## [Set problem]
Copy every line of the data exactly, leaving nothing out.

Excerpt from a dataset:
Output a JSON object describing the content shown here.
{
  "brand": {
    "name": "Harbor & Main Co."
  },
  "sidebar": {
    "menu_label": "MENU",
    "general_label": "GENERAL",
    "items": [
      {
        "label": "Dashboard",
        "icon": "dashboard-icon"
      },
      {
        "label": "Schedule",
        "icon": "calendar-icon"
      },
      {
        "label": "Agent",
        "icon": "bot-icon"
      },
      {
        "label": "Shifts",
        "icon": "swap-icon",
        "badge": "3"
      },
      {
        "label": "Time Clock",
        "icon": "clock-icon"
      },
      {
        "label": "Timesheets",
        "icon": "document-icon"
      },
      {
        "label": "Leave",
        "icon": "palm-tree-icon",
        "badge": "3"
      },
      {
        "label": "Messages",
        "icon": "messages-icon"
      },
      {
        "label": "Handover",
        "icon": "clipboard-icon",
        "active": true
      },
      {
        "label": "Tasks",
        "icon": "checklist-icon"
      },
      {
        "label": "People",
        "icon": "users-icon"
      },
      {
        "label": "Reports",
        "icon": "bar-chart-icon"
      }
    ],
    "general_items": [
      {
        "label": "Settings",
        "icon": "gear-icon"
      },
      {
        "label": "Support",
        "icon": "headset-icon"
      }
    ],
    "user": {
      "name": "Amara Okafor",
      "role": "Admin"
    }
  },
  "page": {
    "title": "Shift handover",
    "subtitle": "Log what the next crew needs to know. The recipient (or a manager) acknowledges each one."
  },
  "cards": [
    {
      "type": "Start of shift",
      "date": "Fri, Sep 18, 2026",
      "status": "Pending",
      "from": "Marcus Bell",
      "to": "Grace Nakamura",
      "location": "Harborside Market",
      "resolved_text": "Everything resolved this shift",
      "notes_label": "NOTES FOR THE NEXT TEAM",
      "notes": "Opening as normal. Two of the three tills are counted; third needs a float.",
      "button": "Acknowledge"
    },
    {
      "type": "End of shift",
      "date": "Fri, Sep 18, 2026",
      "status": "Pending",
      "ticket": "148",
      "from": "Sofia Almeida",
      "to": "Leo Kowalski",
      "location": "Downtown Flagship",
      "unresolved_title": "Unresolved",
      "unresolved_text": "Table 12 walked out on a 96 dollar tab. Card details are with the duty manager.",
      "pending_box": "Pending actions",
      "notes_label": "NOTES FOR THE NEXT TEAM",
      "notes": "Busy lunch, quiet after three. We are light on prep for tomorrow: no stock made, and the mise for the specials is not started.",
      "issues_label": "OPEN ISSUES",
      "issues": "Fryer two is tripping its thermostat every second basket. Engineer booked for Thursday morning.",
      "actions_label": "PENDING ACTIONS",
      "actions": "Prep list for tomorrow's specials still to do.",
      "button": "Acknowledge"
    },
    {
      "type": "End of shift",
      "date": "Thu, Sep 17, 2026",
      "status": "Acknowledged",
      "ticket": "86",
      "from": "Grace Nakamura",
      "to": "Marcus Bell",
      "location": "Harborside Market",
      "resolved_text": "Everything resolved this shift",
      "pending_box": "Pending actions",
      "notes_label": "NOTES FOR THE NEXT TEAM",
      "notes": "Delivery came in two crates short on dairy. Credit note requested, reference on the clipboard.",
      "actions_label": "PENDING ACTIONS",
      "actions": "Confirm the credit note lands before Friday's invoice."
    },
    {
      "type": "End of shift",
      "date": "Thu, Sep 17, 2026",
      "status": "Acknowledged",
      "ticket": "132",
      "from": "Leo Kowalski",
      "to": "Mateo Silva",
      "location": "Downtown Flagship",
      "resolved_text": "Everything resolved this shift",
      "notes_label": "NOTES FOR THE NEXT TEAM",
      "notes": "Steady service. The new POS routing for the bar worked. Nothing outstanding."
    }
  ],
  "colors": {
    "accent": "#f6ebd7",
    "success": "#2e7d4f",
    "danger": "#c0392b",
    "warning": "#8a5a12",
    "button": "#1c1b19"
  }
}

## [Completed exercise]
Output a JSON object describing the content shown here.
{
  "brand": {
    "name": "Harbor & Main Co."
  },
  "sidebar": {
    "menu_label": "MENU",
    "general_label": "GENERAL",
    "items": [
      {
        "label": "Dashboard",
        "icon": "dashboard-icon"
      },
      {
        "label": "Schedule",
        "icon": "calendar-icon"
      },
      {
        "label": "Agent",
        "icon": "bot-icon"
      },
      {
        "label": "Shifts",
        "icon": "swap-icon",
        "badge": "3"
      },
      {
        "label": "Time Clock",
        "icon": "clock-icon"
      },
      {
        "label": "Timesheets",
        "icon": "document-icon"
      },
      {
        "label": "Leave",
        "icon": "palm-tree-icon",
        "badge": "3"
      },
      {
        "label": "Messages",
        "icon": "messages-icon"
      },
      {
        "label": "Handover",
        "icon": "clipboard-icon",
        "active": true
      },
      {
        "label": "Tasks",
        "icon": "checklist-icon"
      },
      {
        "label": "People",
        "icon": "users-icon"
      },
      {
        "label": "Reports",
        "icon": "bar-chart-icon"
      }
    ],
    "general_items": [
      {
        "label": "Settings",
        "icon": "gear-icon"
      },
      {
        "label": "Support",
        "icon": "headset-icon"
      }
    ],
    "user": {
      "name": "Amara Okafor",
      "role": "Admin"
    }
  },
  "page": {
    "title": "Shift handover",
    "subtitle": "Log what the next crew needs to know. The recipient (or a manager) acknowledges each one."
  },
  "cards": [
    {
      "type": "Start of shift",
      "date": "Fri, Sep 18, 2026",
      "status": "Pending",
      "from": "Marcus Bell",
      "to": "Grace Nakamura",
      "location": "Harborside Market",
      "resolved_text": "Everything resolved this shift",
      "notes_label": "NOTES FOR THE NEXT TEAM",
      "notes": "Opening as normal. Two of the three tills are counted; third needs a float.",
      "button": "Acknowledge"
    },
    {
      "type": "End of shift",
      "date": "Fri, Sep 18, 2026",
      "status": "Pending",
      "ticket": "148",
      "from": "Sofia Almeida",
      "to": "Leo Kowalski",
      "location": "Downtown Flagship",
      "unresolved_title": "Unresolved",
      "unresolved_text": "Table 12 walked out on a 96 dollar tab. Card details are with the duty manager.",
      "pending_box": "Pending actions",
      "notes_label": "NOTES FOR THE NEXT TEAM",
      "notes": "Busy lunch, quiet after three. We are light on prep for tomorrow: no stock made, and the mise for the specials is not started.",
      "issues_label": "OPEN ISSUES",
      "issues": "Fryer two is tripping its thermostat every second basket. Engineer booked for Thursday morning.",
      "actions_label": "PENDING ACTIONS",
      "actions": "Prep list for tomorrow's specials still to do.",
      "button": "Acknowledge"
    },
    {
      "type": "End of shift",
      "date": "Thu, Sep 17, 2026",
      "status": "Acknowledged",
      "ticket": "86",
      "from": "Grace Nakamura",
      "to": "Marcus Bell",
      "location": "Harborside Market",
      "resolved_text": "Everything resolved this shift",
      "pending_box": "Pending actions",
      "notes_label": "NOTES FOR THE NEXT TEAM",
      "notes": "Delivery came in two crates short on dairy. Credit note requested, reference on the clipboard.",
      "actions_label": "PENDING ACTIONS",
      "actions": "Confirm the credit note lands before Friday's invoice."
    },
    {
      "type": "End of shift",
      "date": "Thu, Sep 17, 2026",
      "status": "Acknowledged",
      "ticket": "132",
      "from": "Leo Kowalski",
      "to": "Mateo Silva",
      "location": "Downtown Flagship",
      "resolved_text": "Everything resolved this shift",
      "notes_label": "NOTES FOR THE NEXT TEAM",
      "notes": "Steady service. The new POS routing for the bar worked. Nothing outstanding."
    }
  ],
  "colors": {
    "accent": "#f6ebd7",
    "success": "#2e7d4f",
    "danger": "#c0392b",
    "warning": "#8a5a12",
    "button": "#1c1b19"
  }
}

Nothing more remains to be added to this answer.